Saved entries:
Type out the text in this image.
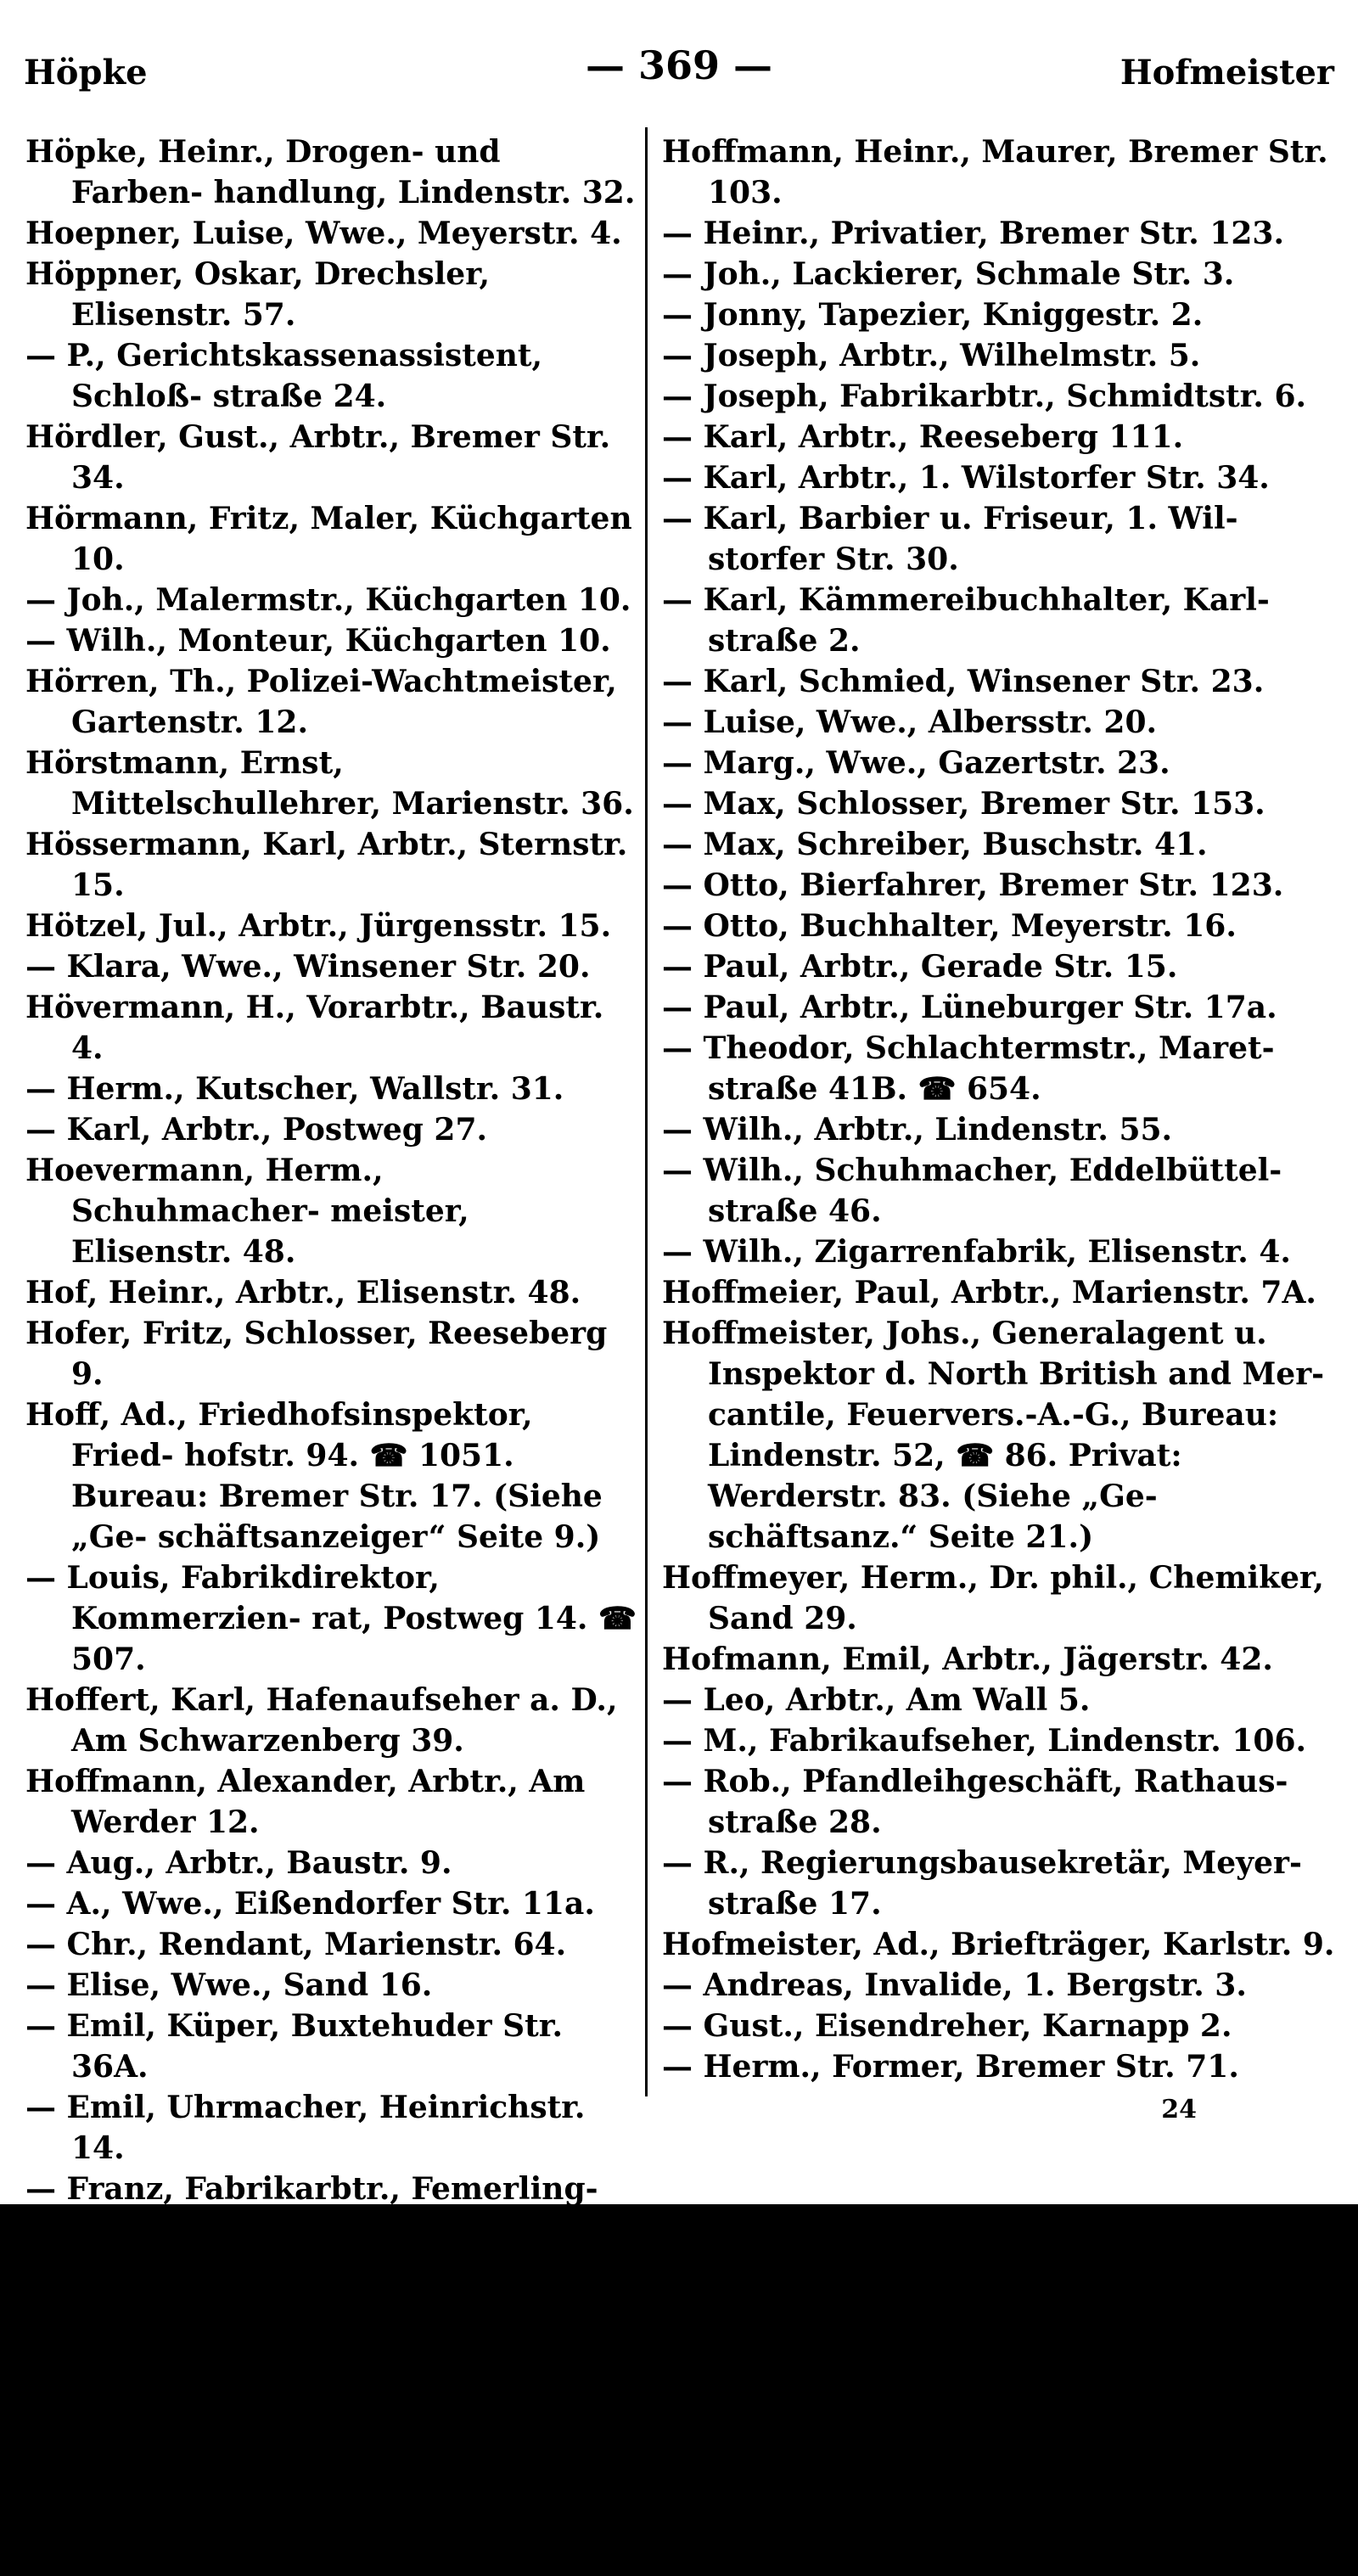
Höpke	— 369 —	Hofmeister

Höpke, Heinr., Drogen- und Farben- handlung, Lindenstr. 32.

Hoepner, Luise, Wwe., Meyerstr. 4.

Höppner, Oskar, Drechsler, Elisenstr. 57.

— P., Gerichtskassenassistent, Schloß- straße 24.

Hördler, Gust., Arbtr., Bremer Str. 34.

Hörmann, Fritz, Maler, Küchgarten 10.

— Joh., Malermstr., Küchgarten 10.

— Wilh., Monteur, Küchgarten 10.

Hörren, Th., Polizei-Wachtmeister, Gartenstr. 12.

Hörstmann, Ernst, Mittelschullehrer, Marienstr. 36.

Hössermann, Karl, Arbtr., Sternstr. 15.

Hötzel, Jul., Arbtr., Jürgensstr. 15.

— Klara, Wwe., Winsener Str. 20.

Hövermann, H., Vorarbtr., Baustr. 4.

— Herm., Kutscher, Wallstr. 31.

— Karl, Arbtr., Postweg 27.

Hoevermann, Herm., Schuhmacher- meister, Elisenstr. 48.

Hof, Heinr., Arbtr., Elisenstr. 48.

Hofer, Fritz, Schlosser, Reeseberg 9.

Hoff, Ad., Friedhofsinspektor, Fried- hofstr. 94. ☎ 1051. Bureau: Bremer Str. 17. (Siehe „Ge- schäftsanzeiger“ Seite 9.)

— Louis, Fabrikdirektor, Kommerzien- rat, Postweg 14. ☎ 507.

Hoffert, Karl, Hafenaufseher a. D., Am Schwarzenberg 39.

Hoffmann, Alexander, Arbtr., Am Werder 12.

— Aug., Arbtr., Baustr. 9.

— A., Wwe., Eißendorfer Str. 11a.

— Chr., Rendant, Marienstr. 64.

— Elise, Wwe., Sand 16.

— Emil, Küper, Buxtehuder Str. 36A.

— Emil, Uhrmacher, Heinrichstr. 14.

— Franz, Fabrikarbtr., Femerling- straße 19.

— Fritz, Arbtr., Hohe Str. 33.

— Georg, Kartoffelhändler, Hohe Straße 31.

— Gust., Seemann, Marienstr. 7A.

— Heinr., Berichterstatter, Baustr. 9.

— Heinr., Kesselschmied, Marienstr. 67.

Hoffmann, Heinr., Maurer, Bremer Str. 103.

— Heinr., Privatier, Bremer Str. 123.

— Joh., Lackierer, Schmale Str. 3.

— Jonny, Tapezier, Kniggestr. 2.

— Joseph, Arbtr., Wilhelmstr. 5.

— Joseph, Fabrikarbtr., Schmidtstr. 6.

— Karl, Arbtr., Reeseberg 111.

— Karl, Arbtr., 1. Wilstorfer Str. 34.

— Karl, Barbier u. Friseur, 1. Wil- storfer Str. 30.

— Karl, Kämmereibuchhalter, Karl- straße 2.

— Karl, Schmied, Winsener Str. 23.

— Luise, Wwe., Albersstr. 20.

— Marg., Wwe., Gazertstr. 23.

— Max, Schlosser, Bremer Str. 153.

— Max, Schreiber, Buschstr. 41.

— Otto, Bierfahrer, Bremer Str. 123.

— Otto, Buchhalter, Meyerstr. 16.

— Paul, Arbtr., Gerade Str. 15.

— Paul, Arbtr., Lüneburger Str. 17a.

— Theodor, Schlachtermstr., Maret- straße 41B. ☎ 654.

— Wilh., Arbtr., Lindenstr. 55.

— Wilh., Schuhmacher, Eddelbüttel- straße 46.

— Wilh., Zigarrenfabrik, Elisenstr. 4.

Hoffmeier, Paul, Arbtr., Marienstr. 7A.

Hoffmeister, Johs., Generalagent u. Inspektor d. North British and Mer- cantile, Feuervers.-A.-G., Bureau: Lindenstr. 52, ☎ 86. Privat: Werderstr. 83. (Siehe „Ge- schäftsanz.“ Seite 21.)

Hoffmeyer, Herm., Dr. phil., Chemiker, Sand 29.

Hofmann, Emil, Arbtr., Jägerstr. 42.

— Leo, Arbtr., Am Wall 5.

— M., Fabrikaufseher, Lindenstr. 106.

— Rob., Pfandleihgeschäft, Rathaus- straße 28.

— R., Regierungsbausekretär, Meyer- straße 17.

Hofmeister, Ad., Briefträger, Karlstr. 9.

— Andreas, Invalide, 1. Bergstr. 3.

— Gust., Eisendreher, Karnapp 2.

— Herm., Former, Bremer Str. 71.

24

- **What is required**: Track down all lines above with the string "Elisenstr" and copy them.

- **Solution for this exercise**:
Höppner, Oskar, Drechsler, Elisenstr. 57.
Hoevermann, Herm., Schuhmacher- meister, Elisenstr. 48.
Hof, Heinr., Arbtr., Elisenstr. 48.
— Wilh., Zigarrenfabrik, Elisenstr. 4.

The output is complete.